Data extract ▸

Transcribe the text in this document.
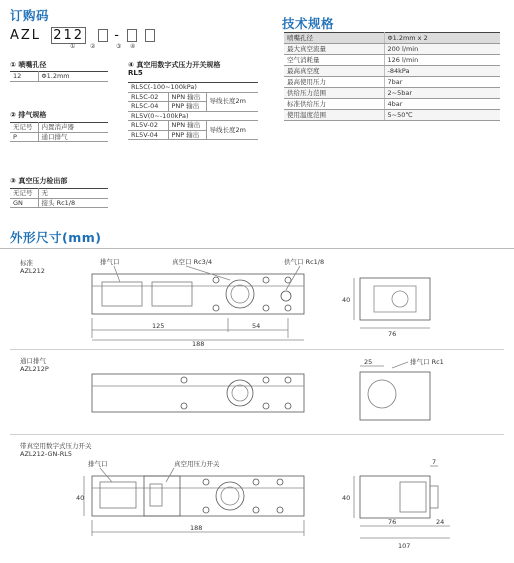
订购码
AZL 212 -
① ②	③ ④
① 喷嘴孔径
12	Φ1.2mm
② 排气规格
无记号	内置消声器
P	通口排气
③ 真空压力检出部
无记号	无
GN	接头 Rc1/8
④ 真空用数字式压力开关规格
RL5
RL5C(-100~100kPa)		
RL5C-02	NPN 输出	导线长度2m
RL5C-04	PNP 输出	
RL5V(0~-100kPa)		
RL5V-02	NPN 输出	导线长度2m
RL5V-04	PNP 输出	
技术规格
喷嘴孔径	Φ1.2mm x 2
最大真空流量	200 l/min
空气消耗量	126 l/min
最高真空度	-84kPa
最高使用压力	7bar
供给压力范围	2~5bar
标准供给压力	4bar
使用温度范围	5~50℃
外形尺寸(mm)
标准
AZL212
排气口	真空口 Rc3/4	供气口 Rc1/8
125	54
188
40
76
通口排气
AZL212P
25	排气口 Rc1
带真空用数字式压力开关
AZL212-GN-RL5
排气口	真空用压力开关
40
188
40
7
76	24
107
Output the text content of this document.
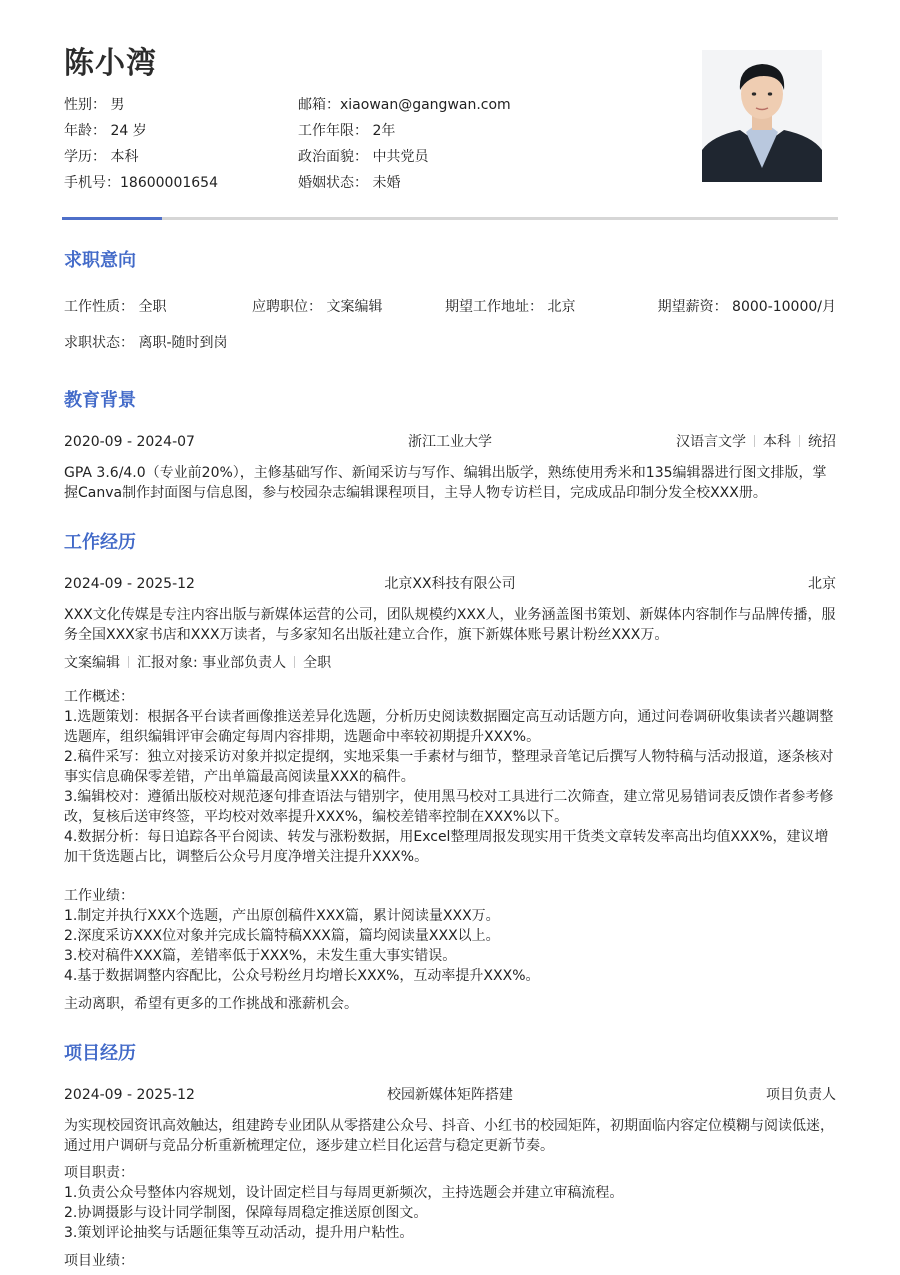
陈小湾
性别： 男	邮箱：xiaowan@gangwan.com
年龄： 24 岁	工作年限： 2年
学历： 本科	政治面貌： 中共党员
手机号：18600001654	婚姻状态： 未婚
求职意向
工作性质： 全职	应聘职位： 文案编辑	期望工作地址： 北京	期望薪资： 8000-10000/月
求职状态： 离职-随时到岗
教育背景
2020-09 - 2024-07	浙江工业大学	汉语言文学 本科 统招
GPA 3.6/4.0（专业前20%），主修基础写作、新闻采访与写作、编辑出版学，熟练使用秀米和135编辑器进行图文排版，掌握Canva制作封面图与信息图，参与校园杂志编辑课程项目，主导人物专访栏目，完成成品印制分发全校XXX册。
工作经历
2024-09 - 2025-12	北京XX科技有限公司	北京
XXX文化传媒是专注内容出版与新媒体运营的公司，团队规模约XXX人，业务涵盖图书策划、新媒体内容制作与品牌传播，服务全国XXX家书店和XXX万读者，与多家知名出版社建立合作，旗下新媒体账号累计粉丝XXX万。
文案编辑 汇报对象: 事业部负责人 全职
工作概述：
1.选题策划：根据各平台读者画像推送差异化选题，分析历史阅读数据圈定高互动话题方向，通过问卷调研收集读者兴趣调整选题库，组织编辑评审会确定每周内容排期，选题命中率较初期提升XXX%。
2.稿件采写：独立对接采访对象并拟定提纲，实地采集一手素材与细节，整理录音笔记后撰写人物特稿与活动报道，逐条核对事实信息确保零差错，产出单篇最高阅读量XXX的稿件。
3.编辑校对：遵循出版校对规范逐句排查语法与错别字，使用黑马校对工具进行二次筛查，建立常见易错词表反馈作者参考修改，复核后送审终签，平均校对效率提升XXX%，编校差错率控制在XXX%以下。
4.数据分析：每日追踪各平台阅读、转发与涨粉数据，用Excel整理周报发现实用干货类文章转发率高出均值XXX%，建议增加干货选题占比，调整后公众号月度净增关注提升XXX%。
工作业绩：
1.制定并执行XXX个选题，产出原创稿件XXX篇，累计阅读量XXX万。
2.深度采访XXX位对象并完成长篇特稿XXX篇，篇均阅读量XXX以上。
3.校对稿件XXX篇，差错率低于XXX%，未发生重大事实错误。
4.基于数据调整内容配比，公众号粉丝月均增长XXX%，互动率提升XXX%。
主动离职，希望有更多的工作挑战和涨薪机会。
项目经历
2024-09 - 2025-12	校园新媒体矩阵搭建	项目负责人
为实现校园资讯高效触达，组建跨专业团队从零搭建公众号、抖音、小红书的校园矩阵，初期面临内容定位模糊与阅读低迷，通过用户调研与竞品分析重新梳理定位，逐步建立栏目化运营与稳定更新节奏。
项目职责：
1.负责公众号整体内容规划，设计固定栏目与每周更新频次，主持选题会并建立审稿流程。
2.协调摄影与设计同学制图，保障每周稳定推送原创图文。
3.策划评论抽奖与话题征集等互动活动，提升用户粘性。
项目业绩：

Job ▸ Repeat the records above verbatim, with no pictures in the result.

Response below ▸
Transcribe the text in this document.
订购码
AZL 212 -
① ②	③ ④
① 喷嘴孔径
12	Φ1.2mm
② 排气规格
无记号	内置消声器
P	通口排气
③ 真空压力检出部
无记号	无
GN	接头 Rc1/8
④ 真空用数字式压力开关规格
RL5
RL5C(-100~100kPa)		
RL5C-02	NPN 输出	导线长度2m
RL5C-04	PNP 输出	
RL5V(0~-100kPa)		
RL5V-02	NPN 输出	导线长度2m
RL5V-04	PNP 输出	
技术规格
喷嘴孔径	Φ1.2mm x 2
最大真空流量	200 l/min
空气消耗量	126 l/min
最高真空度	-84kPa
最高使用压力	7bar
供给压力范围	2~5bar
标准供给压力	4bar
使用温度范围	5~50℃
外形尺寸(mm)
标准
AZL212
排气口	真空口 Rc3/4	供气口 Rc1/8
125	54
188
40
76
通口排气
AZL212P
25	排气口 Rc1
带真空用数字式压力开关
AZL212-GN-RL5
排气口	真空用压力开关
40
188
40
7
76	24
107
Output the text content of this document.
陈小湾
性别： 男	邮箱：xiaowan@gangwan.com
年龄： 24 岁	工作年限： 2年
学历： 本科	政治面貌： 中共党员
手机号：18600001654	婚姻状态： 未婚
求职意向
工作性质： 全职	应聘职位： 文案编辑	期望工作地址： 北京	期望薪资： 8000-10000/月
求职状态： 离职-随时到岗
教育背景
2020-09 - 2024-07	浙江工业大学	汉语言文学 本科 统招
GPA 3.6/4.0（专业前20%），主修基础写作、新闻采访与写作、编辑出版学，熟练使用秀米和135编辑器进行图文排版，掌握Canva制作封面图与信息图，参与校园杂志编辑课程项目，主导人物专访栏目，完成成品印制分发全校XXX册。
工作经历
2024-09 - 2025-12	北京XX科技有限公司	北京
XXX文化传媒是专注内容出版与新媒体运营的公司，团队规模约XXX人，业务涵盖图书策划、新媒体内容制作与品牌传播，服务全国XXX家书店和XXX万读者，与多家知名出版社建立合作，旗下新媒体账号累计粉丝XXX万。
文案编辑 汇报对象: 事业部负责人 全职
工作概述：
1.选题策划：根据各平台读者画像推送差异化选题，分析历史阅读数据圈定高互动话题方向，通过问卷调研收集读者兴趣调整选题库，组织编辑评审会确定每周内容排期，选题命中率较初期提升XXX%。
2.稿件采写：独立对接采访对象并拟定提纲，实地采集一手素材与细节，整理录音笔记后撰写人物特稿与活动报道，逐条核对事实信息确保零差错，产出单篇最高阅读量XXX的稿件。
3.编辑校对：遵循出版校对规范逐句排查语法与错别字，使用黑马校对工具进行二次筛查，建立常见易错词表反馈作者参考修改，复核后送审终签，平均校对效率提升XXX%，编校差错率控制在XXX%以下。
4.数据分析：每日追踪各平台阅读、转发与涨粉数据，用Excel整理周报发现实用干货类文章转发率高出均值XXX%，建议增加干货选题占比，调整后公众号月度净增关注提升XXX%。
工作业绩：
1.制定并执行XXX个选题，产出原创稿件XXX篇，累计阅读量XXX万。
2.深度采访XXX位对象并完成长篇特稿XXX篇，篇均阅读量XXX以上。
3.校对稿件XXX篇，差错率低于XXX%，未发生重大事实错误。
4.基于数据调整内容配比，公众号粉丝月均增长XXX%，互动率提升XXX%。
主动离职，希望有更多的工作挑战和涨薪机会。
项目经历
2024-09 - 2025-12	校园新媒体矩阵搭建	项目负责人
为实现校园资讯高效触达，组建跨专业团队从零搭建公众号、抖音、小红书的校园矩阵，初期面临内容定位模糊与阅读低迷，通过用户调研与竞品分析重新梳理定位，逐步建立栏目化运营与稳定更新节奏。
项目职责：
1.负责公众号整体内容规划，设计固定栏目与每周更新频次，主持选题会并建立审稿流程。
2.协调摄影与设计同学制图，保障每周稳定推送原创图文。
3.策划评论抽奖与话题征集等互动活动，提升用户粘性。
项目业绩：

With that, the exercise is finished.